Exactly as written, print each record in the listing.
━━━━━━━━
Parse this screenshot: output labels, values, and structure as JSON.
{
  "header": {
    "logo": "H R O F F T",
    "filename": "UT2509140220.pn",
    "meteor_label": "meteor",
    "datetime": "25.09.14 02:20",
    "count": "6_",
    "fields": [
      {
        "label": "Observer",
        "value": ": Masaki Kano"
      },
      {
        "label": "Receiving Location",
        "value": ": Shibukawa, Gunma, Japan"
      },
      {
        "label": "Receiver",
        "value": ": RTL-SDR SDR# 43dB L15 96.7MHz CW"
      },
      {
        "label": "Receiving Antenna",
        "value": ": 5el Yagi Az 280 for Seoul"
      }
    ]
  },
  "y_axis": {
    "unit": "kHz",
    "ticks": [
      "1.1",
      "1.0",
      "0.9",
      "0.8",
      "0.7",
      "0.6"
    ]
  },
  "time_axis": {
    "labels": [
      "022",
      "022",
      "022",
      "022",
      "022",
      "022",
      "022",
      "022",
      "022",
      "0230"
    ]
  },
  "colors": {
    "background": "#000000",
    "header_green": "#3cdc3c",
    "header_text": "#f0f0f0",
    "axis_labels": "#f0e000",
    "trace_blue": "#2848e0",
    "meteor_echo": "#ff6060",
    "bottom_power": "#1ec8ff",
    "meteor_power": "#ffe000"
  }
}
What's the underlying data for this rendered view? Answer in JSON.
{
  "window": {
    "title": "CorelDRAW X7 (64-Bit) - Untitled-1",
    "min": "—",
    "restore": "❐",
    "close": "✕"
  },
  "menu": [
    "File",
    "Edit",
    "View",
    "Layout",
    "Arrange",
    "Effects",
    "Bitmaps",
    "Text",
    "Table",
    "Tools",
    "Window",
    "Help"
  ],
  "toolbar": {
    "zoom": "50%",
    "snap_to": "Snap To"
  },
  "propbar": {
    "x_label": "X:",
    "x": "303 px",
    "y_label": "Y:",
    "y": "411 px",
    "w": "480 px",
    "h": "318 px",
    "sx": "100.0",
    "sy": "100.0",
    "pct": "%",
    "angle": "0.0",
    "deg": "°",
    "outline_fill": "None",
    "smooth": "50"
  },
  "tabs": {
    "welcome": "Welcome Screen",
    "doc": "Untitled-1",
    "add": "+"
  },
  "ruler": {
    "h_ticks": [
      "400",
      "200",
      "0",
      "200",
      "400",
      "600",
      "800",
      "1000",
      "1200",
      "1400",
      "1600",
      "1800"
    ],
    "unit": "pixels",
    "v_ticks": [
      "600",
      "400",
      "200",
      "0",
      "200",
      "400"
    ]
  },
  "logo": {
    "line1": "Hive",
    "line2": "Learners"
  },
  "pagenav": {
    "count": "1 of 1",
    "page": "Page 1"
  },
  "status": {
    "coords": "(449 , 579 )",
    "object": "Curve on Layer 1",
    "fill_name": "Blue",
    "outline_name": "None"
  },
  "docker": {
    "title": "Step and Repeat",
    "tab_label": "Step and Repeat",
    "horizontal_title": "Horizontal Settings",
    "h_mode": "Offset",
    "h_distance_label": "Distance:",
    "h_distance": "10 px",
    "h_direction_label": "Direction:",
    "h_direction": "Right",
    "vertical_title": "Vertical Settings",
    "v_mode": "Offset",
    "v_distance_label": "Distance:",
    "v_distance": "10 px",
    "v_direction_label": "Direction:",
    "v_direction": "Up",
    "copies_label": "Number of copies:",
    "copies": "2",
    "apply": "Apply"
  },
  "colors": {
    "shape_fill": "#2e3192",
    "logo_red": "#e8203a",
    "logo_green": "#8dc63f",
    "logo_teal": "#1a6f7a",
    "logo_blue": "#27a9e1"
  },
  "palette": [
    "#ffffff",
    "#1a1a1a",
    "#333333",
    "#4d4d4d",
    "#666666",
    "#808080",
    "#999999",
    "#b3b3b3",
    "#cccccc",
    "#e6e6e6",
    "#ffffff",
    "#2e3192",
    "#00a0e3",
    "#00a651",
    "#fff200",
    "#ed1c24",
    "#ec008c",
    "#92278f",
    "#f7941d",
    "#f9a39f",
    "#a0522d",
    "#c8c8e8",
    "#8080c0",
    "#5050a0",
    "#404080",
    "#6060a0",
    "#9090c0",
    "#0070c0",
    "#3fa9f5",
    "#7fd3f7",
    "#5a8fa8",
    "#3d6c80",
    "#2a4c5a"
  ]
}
━━━━━━━━
### Task output
Parse this screenshot: output labels, values, and structure as JSON.
{
  "header": {
    "logo": "H R O F F T",
    "filename": "UT2509140220.pn",
    "meteor_label": "meteor",
    "datetime": "25.09.14 02:20",
    "count": "6_",
    "fields": [
      {
        "label": "Observer",
        "value": ": Masaki Kano"
      },
      {
        "label": "Receiving Location",
        "value": ": Shibukawa, Gunma, Japan"
      },
      {
        "label": "Receiver",
        "value": ": RTL-SDR SDR# 43dB L15 96.7MHz CW"
      },
      {
        "label": "Receiving Antenna",
        "value": ": 5el Yagi Az 280 for Seoul"
      }
    ]
  },
  "y_axis": {
    "unit": "kHz",
    "ticks": [
      "1.1",
      "1.0",
      "0.9",
      "0.8",
      "0.7",
      "0.6"
    ]
  },
  "time_axis": {
    "labels": [
      "022",
      "022",
      "022",
      "022",
      "022",
      "022",
      "022",
      "022",
      "022",
      "0230"
    ]
  },
  "colors": {
    "background": "#000000",
    "header_green": "#3cdc3c",
    "header_text": "#f0f0f0",
    "axis_labels": "#f0e000",
    "trace_blue": "#2848e0",
    "meteor_echo": "#ff6060",
    "bottom_power": "#1ec8ff",
    "meteor_power": "#ffe000"
  }
}
What's the underlying data for this rendered view? Answer in JSON.
{
  "window": {
    "title": "CorelDRAW X7 (64-Bit) - Untitled-1",
    "min": "—",
    "restore": "❐",
    "close": "✕"
  },
  "menu": [
    "File",
    "Edit",
    "View",
    "Layout",
    "Arrange",
    "Effects",
    "Bitmaps",
    "Text",
    "Table",
    "Tools",
    "Window",
    "Help"
  ],
  "toolbar": {
    "zoom": "50%",
    "snap_to": "Snap To"
  },
  "propbar": {
    "x_label": "X:",
    "x": "303 px",
    "y_label": "Y:",
    "y": "411 px",
    "w": "480 px",
    "h": "318 px",
    "sx": "100.0",
    "sy": "100.0",
    "pct": "%",
    "angle": "0.0",
    "deg": "°",
    "outline_fill": "None",
    "smooth": "50"
  },
  "tabs": {
    "welcome": "Welcome Screen",
    "doc": "Untitled-1",
    "add": "+"
  },
  "ruler": {
    "h_ticks": [
      "400",
      "200",
      "0",
      "200",
      "400",
      "600",
      "800",
      "1000",
      "1200",
      "1400",
      "1600",
      "1800"
    ],
    "unit": "pixels",
    "v_ticks": [
      "600",
      "400",
      "200",
      "0",
      "200",
      "400"
    ]
  },
  "logo": {
    "line1": "Hive",
    "line2": "Learners"
  },
  "pagenav": {
    "count": "1 of 1",
    "page": "Page 1"
  },
  "status": {
    "coords": "(449 , 579 )",
    "object": "Curve on Layer 1",
    "fill_name": "Blue",
    "outline_name": "None"
  },
  "docker": {
    "title": "Step and Repeat",
    "tab_label": "Step and Repeat",
    "horizontal_title": "Horizontal Settings",
    "h_mode": "Offset",
    "h_distance_label": "Distance:",
    "h_distance": "10 px",
    "h_direction_label": "Direction:",
    "h_direction": "Right",
    "vertical_title": "Vertical Settings",
    "v_mode": "Offset",
    "v_distance_label": "Distance:",
    "v_distance": "10 px",
    "v_direction_label": "Direction:",
    "v_direction": "Up",
    "copies_label": "Number of copies:",
    "copies": "2",
    "apply": "Apply"
  },
  "colors": {
    "shape_fill": "#2e3192",
    "logo_red": "#e8203a",
    "logo_green": "#8dc63f",
    "logo_teal": "#1a6f7a",
    "logo_blue": "#27a9e1"
  },
  "palette": [
    "#ffffff",
    "#1a1a1a",
    "#333333",
    "#4d4d4d",
    "#666666",
    "#808080",
    "#999999",
    "#b3b3b3",
    "#cccccc",
    "#e6e6e6",
    "#ffffff",
    "#2e3192",
    "#00a0e3",
    "#00a651",
    "#fff200",
    "#ed1c24",
    "#ec008c",
    "#92278f",
    "#f7941d",
    "#f9a39f",
    "#a0522d",
    "#c8c8e8",
    "#8080c0",
    "#5050a0",
    "#404080",
    "#6060a0",
    "#9090c0",
    "#0070c0",
    "#3fa9f5",
    "#7fd3f7",
    "#5a8fa8",
    "#3d6c80",
    "#2a4c5a"
  ]
}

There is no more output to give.